• [Stated exercise] Beginning with the line where "Give me the" appears, repeat every remaining line of the entries exactly, the last line included.

• [Records shown]
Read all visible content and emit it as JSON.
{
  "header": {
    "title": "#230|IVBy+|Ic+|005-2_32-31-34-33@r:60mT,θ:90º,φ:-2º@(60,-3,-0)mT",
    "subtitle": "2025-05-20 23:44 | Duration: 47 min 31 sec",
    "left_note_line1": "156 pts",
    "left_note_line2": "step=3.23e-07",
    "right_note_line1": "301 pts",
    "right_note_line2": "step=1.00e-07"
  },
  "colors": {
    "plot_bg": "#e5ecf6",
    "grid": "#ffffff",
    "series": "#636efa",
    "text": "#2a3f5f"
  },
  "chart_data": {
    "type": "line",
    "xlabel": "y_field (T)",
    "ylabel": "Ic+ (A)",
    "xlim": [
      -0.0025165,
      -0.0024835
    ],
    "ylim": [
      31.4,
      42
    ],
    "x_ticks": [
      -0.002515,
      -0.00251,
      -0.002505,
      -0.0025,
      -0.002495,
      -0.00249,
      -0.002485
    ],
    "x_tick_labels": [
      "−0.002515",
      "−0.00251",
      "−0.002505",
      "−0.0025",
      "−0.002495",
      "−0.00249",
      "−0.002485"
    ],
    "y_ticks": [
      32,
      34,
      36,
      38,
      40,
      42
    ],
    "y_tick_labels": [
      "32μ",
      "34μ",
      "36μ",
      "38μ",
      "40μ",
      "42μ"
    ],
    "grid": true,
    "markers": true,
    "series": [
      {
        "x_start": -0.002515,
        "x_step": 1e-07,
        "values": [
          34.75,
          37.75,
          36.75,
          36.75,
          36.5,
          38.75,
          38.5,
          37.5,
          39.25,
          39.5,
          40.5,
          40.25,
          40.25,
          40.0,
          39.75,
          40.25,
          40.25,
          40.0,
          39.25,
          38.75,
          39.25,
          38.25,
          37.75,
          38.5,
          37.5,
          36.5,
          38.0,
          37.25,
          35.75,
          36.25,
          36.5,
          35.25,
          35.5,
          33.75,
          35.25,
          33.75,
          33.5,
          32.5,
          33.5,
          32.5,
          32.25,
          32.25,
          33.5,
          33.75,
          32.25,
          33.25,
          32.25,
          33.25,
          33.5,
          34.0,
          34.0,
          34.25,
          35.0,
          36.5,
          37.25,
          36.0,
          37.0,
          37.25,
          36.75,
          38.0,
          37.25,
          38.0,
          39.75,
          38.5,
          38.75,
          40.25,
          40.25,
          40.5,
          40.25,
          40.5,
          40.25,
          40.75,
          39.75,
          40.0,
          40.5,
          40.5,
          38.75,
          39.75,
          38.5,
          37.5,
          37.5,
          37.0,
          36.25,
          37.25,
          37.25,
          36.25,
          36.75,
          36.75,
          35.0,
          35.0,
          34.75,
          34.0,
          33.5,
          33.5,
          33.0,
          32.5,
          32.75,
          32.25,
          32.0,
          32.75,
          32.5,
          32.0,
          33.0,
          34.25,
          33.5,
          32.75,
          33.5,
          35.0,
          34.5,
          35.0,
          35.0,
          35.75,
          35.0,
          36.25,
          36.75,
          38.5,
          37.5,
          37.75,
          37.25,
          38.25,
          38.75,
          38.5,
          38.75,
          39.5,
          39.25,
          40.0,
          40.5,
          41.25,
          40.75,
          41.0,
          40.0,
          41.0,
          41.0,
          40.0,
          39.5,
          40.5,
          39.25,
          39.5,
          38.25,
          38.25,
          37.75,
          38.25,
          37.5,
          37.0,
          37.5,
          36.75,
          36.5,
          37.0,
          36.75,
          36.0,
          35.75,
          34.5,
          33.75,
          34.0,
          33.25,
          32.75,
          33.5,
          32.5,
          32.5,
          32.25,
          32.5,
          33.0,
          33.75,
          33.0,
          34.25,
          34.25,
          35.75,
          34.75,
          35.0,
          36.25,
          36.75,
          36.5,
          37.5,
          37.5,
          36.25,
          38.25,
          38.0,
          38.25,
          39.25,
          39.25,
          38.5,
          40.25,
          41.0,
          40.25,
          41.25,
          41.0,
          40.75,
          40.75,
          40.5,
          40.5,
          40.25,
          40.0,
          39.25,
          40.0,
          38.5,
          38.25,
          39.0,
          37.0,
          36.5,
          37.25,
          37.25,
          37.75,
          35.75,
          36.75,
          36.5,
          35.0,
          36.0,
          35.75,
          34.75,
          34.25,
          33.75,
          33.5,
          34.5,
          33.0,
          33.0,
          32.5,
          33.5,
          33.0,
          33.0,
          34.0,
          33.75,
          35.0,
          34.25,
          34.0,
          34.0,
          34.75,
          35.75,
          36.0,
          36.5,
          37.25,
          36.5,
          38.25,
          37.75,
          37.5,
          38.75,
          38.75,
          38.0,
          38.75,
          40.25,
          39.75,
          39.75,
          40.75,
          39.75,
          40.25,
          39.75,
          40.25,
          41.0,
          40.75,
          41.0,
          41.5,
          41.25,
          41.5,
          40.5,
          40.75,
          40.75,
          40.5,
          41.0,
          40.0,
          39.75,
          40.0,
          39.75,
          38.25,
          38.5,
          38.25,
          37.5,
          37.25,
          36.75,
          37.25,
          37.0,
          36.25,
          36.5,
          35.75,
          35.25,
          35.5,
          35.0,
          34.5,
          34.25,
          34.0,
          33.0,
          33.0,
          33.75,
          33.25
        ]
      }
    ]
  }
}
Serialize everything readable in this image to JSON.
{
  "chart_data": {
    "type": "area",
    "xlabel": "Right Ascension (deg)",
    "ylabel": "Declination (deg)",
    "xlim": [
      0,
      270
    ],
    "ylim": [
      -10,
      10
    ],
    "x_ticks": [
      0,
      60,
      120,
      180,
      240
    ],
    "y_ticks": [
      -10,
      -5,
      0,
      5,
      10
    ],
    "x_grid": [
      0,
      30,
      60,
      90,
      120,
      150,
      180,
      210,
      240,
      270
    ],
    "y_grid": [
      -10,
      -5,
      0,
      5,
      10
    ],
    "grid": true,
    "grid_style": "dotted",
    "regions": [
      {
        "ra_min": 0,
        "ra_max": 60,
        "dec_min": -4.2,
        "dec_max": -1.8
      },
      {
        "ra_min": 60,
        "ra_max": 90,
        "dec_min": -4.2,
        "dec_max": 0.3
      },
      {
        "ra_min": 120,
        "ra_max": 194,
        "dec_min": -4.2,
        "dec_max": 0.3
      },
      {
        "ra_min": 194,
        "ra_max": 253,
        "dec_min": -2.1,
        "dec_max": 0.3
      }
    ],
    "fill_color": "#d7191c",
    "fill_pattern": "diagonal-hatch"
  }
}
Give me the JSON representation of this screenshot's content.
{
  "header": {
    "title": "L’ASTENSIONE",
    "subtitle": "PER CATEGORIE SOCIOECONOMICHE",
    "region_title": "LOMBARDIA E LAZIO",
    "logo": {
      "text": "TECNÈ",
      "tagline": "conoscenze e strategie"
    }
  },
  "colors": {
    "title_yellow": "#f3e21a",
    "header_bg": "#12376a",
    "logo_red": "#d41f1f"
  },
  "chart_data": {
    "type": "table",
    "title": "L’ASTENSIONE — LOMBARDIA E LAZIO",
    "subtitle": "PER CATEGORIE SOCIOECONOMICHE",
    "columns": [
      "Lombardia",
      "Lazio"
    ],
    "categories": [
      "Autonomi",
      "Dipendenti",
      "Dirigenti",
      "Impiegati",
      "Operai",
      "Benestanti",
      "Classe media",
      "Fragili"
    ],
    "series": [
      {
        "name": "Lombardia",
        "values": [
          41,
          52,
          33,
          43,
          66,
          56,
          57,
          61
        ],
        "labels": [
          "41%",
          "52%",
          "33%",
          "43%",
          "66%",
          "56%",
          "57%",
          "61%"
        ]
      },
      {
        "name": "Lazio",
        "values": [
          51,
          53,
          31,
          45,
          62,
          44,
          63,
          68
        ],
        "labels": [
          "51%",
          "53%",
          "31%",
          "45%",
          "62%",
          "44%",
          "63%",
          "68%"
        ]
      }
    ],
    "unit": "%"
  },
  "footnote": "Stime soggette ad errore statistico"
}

• [Exercise solution]
Give me the JSON representation of this screenshot's content.
{
  "header": {
    "title": "L’ASTENSIONE",
    "subtitle": "PER CATEGORIE SOCIOECONOMICHE",
    "region_title": "LOMBARDIA E LAZIO",
    "logo": {
      "text": "TECNÈ",
      "tagline": "conoscenze e strategie"
    }
  },
  "colors": {
    "title_yellow": "#f3e21a",
    "header_bg": "#12376a",
    "logo_red": "#d41f1f"
  },
  "chart_data": {
    "type": "table",
    "title": "L’ASTENSIONE — LOMBARDIA E LAZIO",
    "subtitle": "PER CATEGORIE SOCIOECONOMICHE",
    "columns": [
      "Lombardia",
      "Lazio"
    ],
    "categories": [
      "Autonomi",
      "Dipendenti",
      "Dirigenti",
      "Impiegati",
      "Operai",
      "Benestanti",
      "Classe media",
      "Fragili"
    ],
    "series": [
      {
        "name": "Lombardia",
        "values": [
          41,
          52,
          33,
          43,
          66,
          56,
          57,
          61
        ],
        "labels": [
          "41%",
          "52%",
          "33%",
          "43%",
          "66%",
          "56%",
          "57%",
          "61%"
        ]
      },
      {
        "name": "Lazio",
        "values": [
          51,
          53,
          31,
          45,
          62,
          44,
          63,
          68
        ],
        "labels": [
          "51%",
          "53%",
          "31%",
          "45%",
          "62%",
          "44%",
          "63%",
          "68%"
        ]
      }
    ],
    "unit": "%"
  },
  "footnote": "Stime soggette ad errore statistico"
}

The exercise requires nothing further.